### Material for this exercise

★ ★ ★ ★ ★

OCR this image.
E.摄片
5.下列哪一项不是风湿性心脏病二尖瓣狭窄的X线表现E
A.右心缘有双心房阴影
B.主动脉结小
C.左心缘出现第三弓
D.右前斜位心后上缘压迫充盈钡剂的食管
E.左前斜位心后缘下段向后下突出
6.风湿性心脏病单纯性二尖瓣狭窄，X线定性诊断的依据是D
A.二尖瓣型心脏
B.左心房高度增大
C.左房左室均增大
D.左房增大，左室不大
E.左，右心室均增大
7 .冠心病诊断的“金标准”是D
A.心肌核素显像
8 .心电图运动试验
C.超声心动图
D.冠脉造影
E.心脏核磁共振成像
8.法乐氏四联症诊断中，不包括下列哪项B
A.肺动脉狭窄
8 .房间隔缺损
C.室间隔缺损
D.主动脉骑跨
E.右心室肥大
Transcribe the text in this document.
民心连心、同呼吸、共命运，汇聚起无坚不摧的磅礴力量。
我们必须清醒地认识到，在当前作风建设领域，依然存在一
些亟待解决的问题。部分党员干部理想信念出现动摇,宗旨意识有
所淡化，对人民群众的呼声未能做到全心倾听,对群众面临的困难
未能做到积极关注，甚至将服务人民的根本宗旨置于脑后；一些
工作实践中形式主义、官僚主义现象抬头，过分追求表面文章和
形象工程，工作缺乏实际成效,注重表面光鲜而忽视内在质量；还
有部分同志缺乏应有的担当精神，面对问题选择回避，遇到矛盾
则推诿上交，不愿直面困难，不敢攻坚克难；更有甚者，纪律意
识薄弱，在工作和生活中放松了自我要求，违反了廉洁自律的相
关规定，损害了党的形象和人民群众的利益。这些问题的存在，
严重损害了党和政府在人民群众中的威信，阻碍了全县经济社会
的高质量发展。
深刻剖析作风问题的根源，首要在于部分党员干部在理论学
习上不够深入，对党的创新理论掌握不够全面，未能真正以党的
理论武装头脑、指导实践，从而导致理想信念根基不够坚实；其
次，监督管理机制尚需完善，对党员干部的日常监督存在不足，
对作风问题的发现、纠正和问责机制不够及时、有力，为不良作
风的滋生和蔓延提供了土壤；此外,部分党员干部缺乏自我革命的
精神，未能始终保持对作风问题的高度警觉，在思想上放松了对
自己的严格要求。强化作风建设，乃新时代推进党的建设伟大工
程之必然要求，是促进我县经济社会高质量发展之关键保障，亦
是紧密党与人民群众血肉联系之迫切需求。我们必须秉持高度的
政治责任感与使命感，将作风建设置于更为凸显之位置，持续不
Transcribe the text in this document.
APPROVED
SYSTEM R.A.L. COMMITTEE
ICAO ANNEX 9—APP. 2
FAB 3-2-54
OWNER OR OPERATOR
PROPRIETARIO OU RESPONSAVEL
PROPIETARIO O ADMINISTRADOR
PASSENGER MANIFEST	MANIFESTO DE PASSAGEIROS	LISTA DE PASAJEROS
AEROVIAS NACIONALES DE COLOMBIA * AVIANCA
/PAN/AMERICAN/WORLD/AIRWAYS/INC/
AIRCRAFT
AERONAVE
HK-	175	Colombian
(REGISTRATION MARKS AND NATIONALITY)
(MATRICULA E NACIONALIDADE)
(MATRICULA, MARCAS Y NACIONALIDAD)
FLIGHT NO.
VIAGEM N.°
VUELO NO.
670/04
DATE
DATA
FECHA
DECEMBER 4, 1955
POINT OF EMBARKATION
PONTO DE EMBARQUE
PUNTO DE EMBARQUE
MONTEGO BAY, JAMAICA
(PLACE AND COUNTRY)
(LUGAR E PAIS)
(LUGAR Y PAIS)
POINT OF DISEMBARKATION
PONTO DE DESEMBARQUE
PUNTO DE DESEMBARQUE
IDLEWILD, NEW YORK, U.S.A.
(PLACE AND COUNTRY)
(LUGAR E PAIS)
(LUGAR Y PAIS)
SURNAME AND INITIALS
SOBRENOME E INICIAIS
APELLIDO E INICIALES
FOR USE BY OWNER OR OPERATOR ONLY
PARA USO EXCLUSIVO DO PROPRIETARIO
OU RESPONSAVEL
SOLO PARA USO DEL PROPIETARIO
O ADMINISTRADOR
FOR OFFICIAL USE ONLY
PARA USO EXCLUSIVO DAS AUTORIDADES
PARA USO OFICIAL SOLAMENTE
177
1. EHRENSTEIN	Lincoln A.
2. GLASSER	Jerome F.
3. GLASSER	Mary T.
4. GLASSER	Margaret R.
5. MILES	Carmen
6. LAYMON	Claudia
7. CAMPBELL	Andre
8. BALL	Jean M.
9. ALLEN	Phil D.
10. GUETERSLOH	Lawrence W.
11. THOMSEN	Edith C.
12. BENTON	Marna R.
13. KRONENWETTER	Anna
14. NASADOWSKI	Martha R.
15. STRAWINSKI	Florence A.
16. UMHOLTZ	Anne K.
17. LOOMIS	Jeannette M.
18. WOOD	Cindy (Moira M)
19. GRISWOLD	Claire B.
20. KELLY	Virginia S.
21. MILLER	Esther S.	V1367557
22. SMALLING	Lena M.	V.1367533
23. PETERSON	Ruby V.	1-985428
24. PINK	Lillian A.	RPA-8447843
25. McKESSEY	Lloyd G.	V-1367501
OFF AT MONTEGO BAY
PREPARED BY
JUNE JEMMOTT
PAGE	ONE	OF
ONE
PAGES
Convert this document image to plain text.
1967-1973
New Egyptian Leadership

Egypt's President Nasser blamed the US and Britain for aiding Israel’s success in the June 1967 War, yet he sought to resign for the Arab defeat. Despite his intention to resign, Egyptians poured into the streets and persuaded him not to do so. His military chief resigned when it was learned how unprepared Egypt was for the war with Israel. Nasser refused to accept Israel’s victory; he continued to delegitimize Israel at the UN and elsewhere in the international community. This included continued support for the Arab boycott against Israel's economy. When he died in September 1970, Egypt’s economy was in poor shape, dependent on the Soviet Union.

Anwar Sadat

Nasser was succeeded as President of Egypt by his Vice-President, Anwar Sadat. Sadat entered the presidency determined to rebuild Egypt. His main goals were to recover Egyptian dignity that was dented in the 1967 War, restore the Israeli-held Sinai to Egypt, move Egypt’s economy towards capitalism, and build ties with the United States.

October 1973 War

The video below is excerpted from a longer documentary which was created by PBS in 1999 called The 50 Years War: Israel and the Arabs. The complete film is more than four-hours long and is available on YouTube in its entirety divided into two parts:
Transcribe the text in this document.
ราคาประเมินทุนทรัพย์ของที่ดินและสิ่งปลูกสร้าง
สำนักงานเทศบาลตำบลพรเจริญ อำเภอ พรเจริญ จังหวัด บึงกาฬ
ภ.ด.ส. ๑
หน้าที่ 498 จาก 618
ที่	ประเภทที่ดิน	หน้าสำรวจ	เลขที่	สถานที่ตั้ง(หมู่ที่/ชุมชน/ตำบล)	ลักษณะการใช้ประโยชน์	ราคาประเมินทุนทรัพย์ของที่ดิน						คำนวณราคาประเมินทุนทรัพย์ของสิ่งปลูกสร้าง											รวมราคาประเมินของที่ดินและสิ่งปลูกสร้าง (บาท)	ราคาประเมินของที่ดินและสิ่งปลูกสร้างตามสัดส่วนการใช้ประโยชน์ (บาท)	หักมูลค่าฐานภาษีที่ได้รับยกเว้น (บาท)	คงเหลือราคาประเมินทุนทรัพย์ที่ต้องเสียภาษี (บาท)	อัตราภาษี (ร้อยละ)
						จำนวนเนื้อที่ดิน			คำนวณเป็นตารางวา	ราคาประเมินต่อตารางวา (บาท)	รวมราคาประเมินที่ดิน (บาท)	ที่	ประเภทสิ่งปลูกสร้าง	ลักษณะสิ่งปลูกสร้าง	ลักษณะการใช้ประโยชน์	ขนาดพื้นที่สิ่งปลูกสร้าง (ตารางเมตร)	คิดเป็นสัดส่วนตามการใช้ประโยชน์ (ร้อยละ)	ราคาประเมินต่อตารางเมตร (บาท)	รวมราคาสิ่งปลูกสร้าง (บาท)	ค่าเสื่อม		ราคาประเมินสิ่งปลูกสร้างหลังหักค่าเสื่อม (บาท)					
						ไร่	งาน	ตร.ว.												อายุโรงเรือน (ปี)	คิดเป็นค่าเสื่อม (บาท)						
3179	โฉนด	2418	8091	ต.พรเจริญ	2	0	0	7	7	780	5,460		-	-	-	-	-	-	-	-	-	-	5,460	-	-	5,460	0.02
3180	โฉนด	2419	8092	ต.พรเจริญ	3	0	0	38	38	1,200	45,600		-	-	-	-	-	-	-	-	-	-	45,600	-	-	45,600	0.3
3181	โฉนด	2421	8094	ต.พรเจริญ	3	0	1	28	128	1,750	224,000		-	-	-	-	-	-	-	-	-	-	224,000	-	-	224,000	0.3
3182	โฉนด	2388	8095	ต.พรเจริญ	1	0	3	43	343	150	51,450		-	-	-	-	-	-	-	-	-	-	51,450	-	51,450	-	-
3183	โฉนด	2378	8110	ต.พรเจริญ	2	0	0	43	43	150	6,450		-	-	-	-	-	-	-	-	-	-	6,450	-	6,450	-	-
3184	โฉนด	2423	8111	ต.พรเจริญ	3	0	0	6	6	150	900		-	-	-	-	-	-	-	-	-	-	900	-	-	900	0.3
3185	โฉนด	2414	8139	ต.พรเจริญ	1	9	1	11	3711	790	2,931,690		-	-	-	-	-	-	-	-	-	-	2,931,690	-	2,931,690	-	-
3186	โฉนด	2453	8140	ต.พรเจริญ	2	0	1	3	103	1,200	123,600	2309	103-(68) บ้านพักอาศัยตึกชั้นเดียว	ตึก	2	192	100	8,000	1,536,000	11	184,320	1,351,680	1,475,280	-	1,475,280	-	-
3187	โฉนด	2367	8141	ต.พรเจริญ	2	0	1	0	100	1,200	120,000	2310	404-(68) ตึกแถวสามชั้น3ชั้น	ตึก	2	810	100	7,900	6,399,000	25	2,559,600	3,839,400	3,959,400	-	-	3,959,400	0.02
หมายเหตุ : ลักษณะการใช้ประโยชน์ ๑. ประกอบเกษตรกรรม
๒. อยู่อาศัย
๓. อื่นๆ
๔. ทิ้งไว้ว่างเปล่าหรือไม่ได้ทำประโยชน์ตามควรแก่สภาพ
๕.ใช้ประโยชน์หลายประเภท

★ ★ ★ ★ ★

### Exercise objective
Locate the lines above that hold the word "PONTO". Show every one of them.

### Result below
PONTO DE EMBARQUE
PONTO DE DESEMBARQUE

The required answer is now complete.